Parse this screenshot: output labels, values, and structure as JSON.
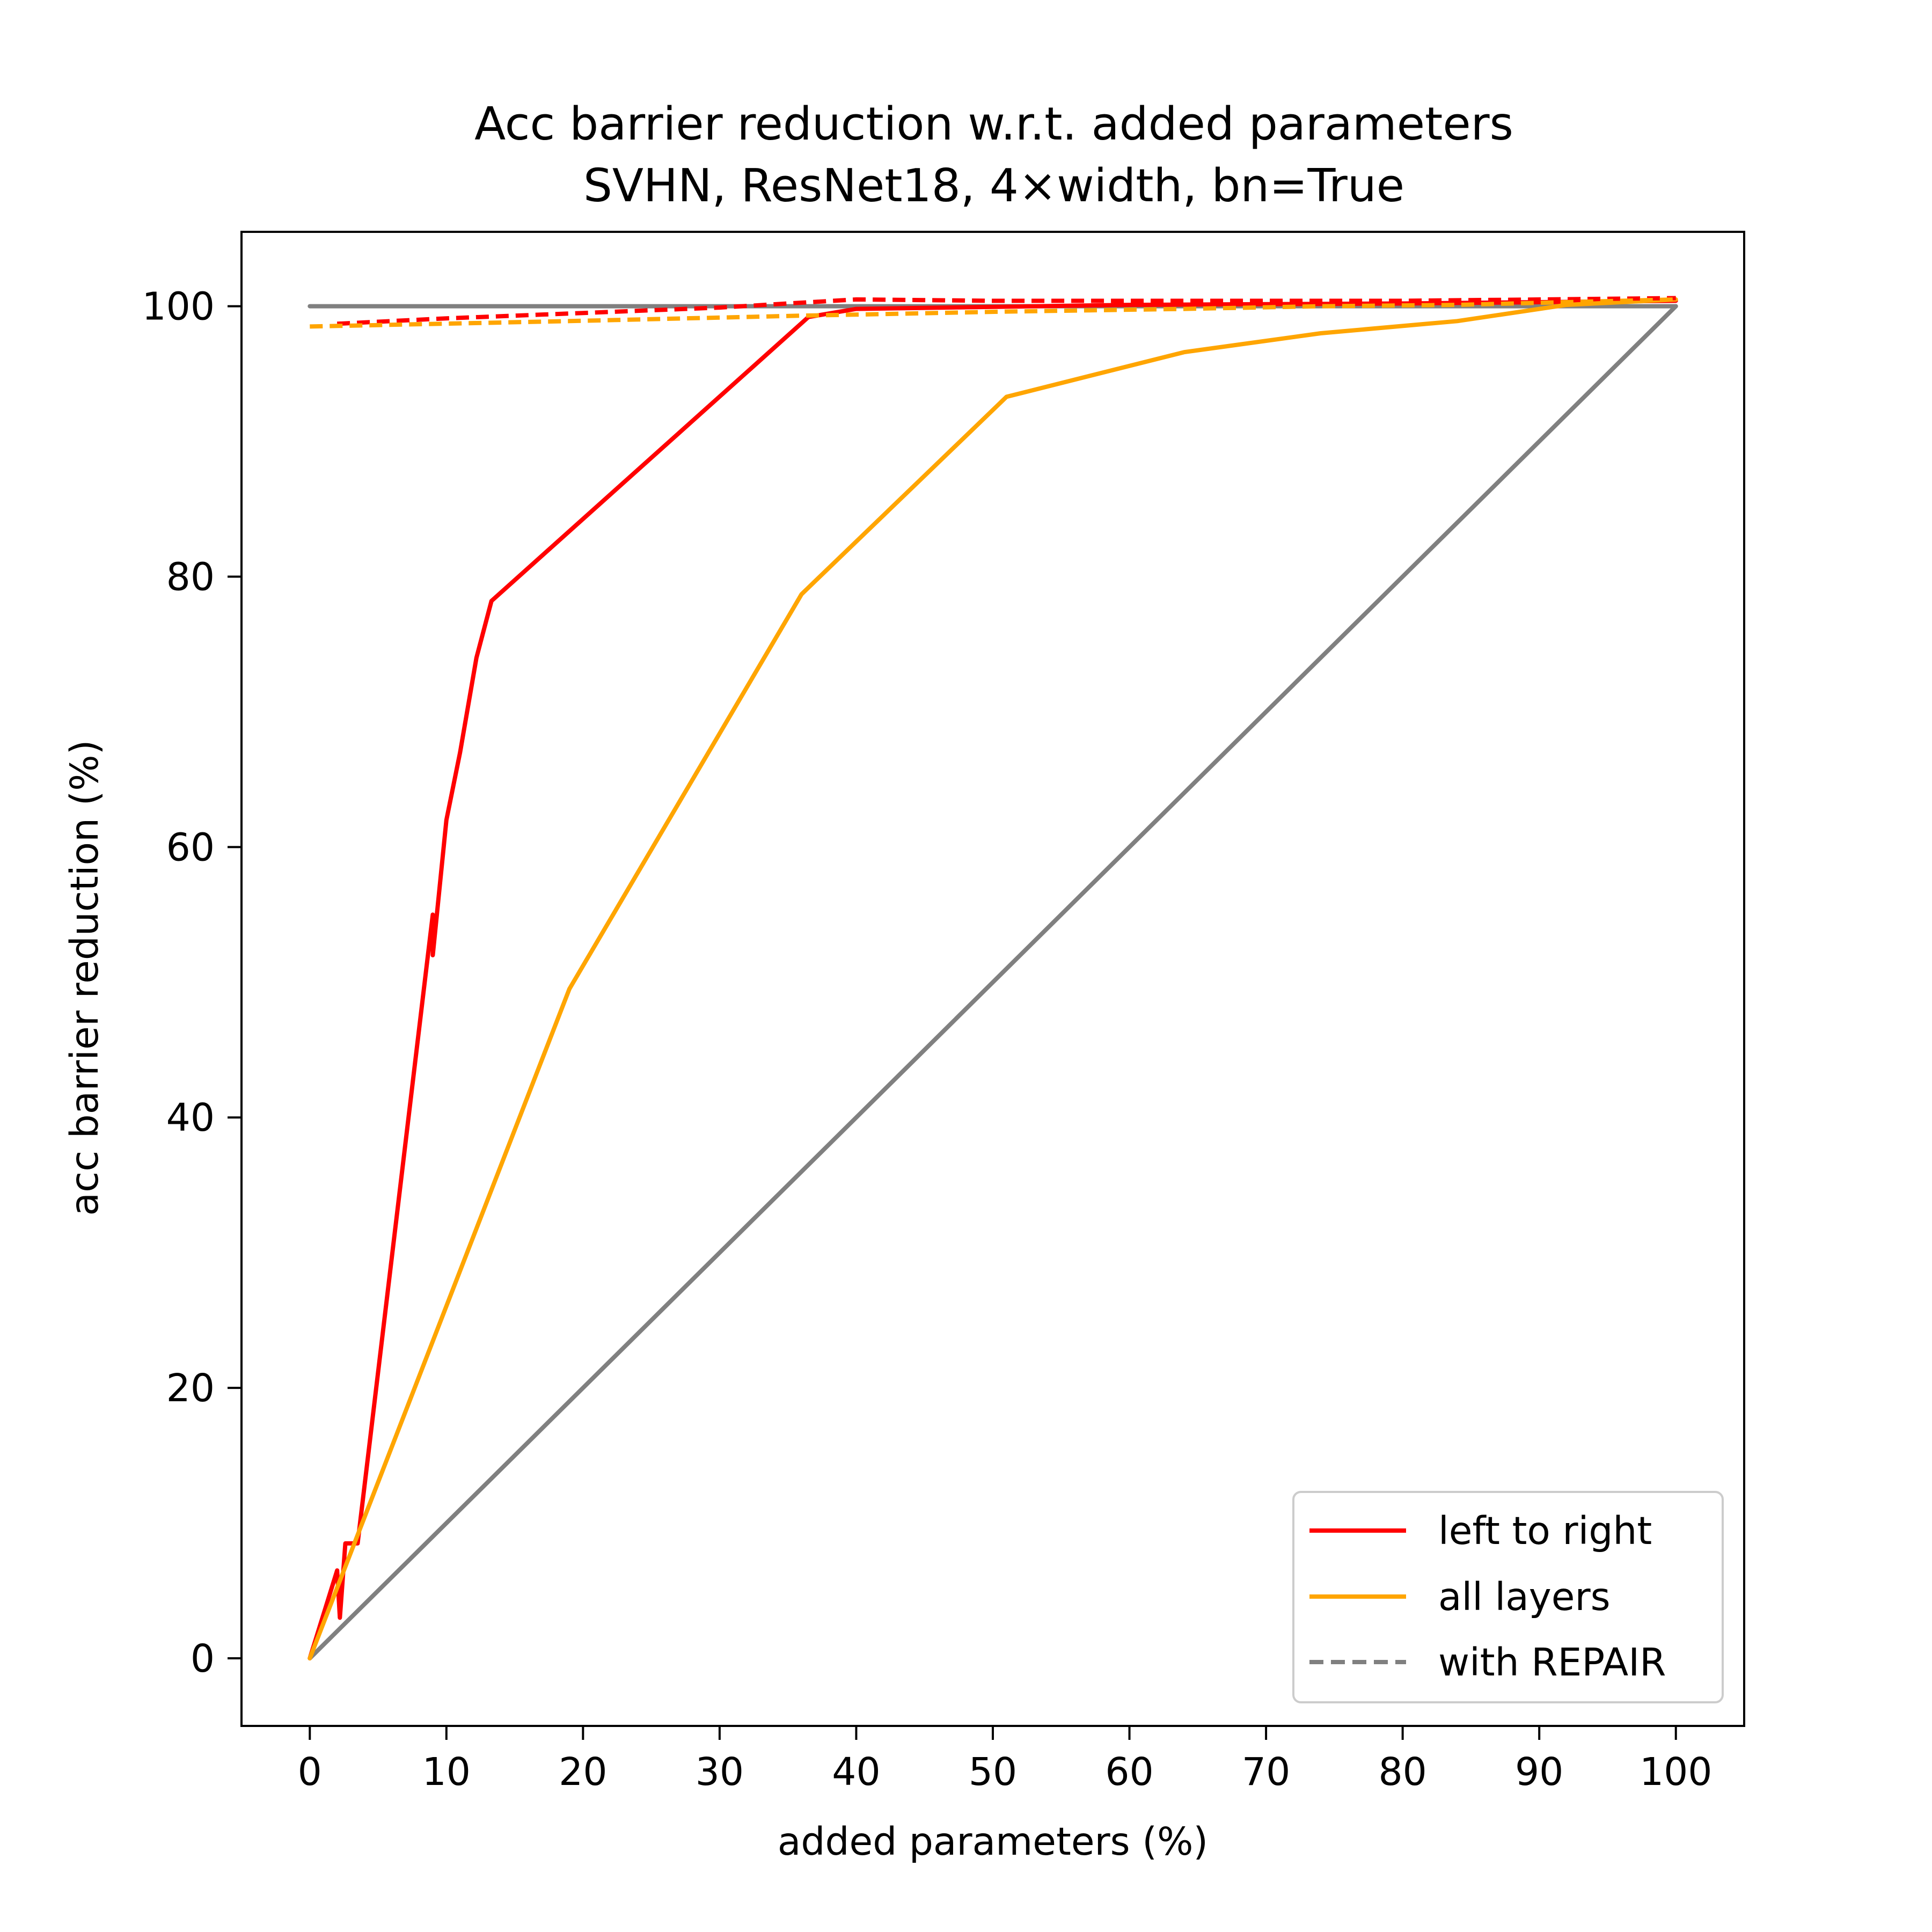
{
  "chart_data": {
    "type": "line",
    "title": [
      "Acc barrier reduction w.r.t. added parameters",
      "SVHN, ResNet18, 4×width, bn=True"
    ],
    "xlabel": "added parameters (%)",
    "ylabel": "acc barrier reduction (%)",
    "xlim": [
      -5,
      105
    ],
    "ylim": [
      -5,
      105.5
    ],
    "xticks": [
      0,
      10,
      20,
      30,
      40,
      50,
      60,
      70,
      80,
      90,
      100
    ],
    "yticks": [
      0,
      20,
      40,
      60,
      80,
      100
    ],
    "grid": false,
    "legend_position": "bottom-right",
    "legend": [
      {
        "label": "left to right",
        "color": "#ff0000",
        "style": "solid"
      },
      {
        "label": "all layers",
        "color": "#ffa500",
        "style": "solid"
      },
      {
        "label": "with REPAIR",
        "color": "#808080",
        "style": "dashed"
      }
    ],
    "series": [
      {
        "color": "#808080",
        "style": "solid",
        "points": [
          [
            0,
            100
          ],
          [
            100,
            100
          ]
        ]
      },
      {
        "color": "#808080",
        "style": "solid",
        "points": [
          [
            0,
            0
          ],
          [
            100,
            100
          ]
        ]
      },
      {
        "name": "left to right",
        "color": "#ff0000",
        "style": "solid",
        "points": [
          [
            0,
            0
          ],
          [
            2.0,
            6.5
          ],
          [
            2.2,
            3.0
          ],
          [
            2.6,
            8.5
          ],
          [
            3.5,
            8.5
          ],
          [
            9.0,
            55.0
          ],
          [
            9.0,
            52.0
          ],
          [
            10.0,
            62.0
          ],
          [
            11.0,
            67.0
          ],
          [
            12.2,
            74.0
          ],
          [
            13.3,
            78.2
          ],
          [
            36.5,
            99.2
          ],
          [
            40,
            99.8
          ],
          [
            60,
            100.1
          ],
          [
            80,
            100.2
          ],
          [
            100,
            100.4
          ]
        ]
      },
      {
        "name": "all layers",
        "color": "#ffa500",
        "style": "solid",
        "points": [
          [
            0,
            0
          ],
          [
            19,
            49.5
          ],
          [
            36,
            78.7
          ],
          [
            51,
            93.3
          ],
          [
            64,
            96.6
          ],
          [
            74,
            98.0
          ],
          [
            84,
            98.9
          ],
          [
            92,
            100.1
          ],
          [
            100,
            100.5
          ]
        ]
      },
      {
        "name": "left to right, with REPAIR",
        "color": "#ff0000",
        "style": "dashed",
        "points": [
          [
            2,
            98.7
          ],
          [
            10,
            99.1
          ],
          [
            20,
            99.5
          ],
          [
            30,
            99.9
          ],
          [
            35,
            100.2
          ],
          [
            40,
            100.5
          ],
          [
            50,
            100.4
          ],
          [
            60,
            100.4
          ],
          [
            70,
            100.4
          ],
          [
            80,
            100.4
          ],
          [
            90,
            100.5
          ],
          [
            100,
            100.6
          ]
        ]
      },
      {
        "name": "all layers, with REPAIR",
        "color": "#ffa500",
        "style": "dashed",
        "points": [
          [
            0,
            98.5
          ],
          [
            19,
            98.9
          ],
          [
            36,
            99.3
          ],
          [
            51,
            99.6
          ],
          [
            64,
            99.8
          ],
          [
            74,
            100.0
          ],
          [
            84,
            100.1
          ],
          [
            92,
            100.3
          ],
          [
            100,
            100.5
          ]
        ]
      }
    ]
  }
}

» Required task
Find the word "reduction" in the entries, and copy every line it shows up in.

» Exercise solution
      "Acc barrier reduction w.r.t. added parameters",
    "ylabel": "acc barrier reduction (%)",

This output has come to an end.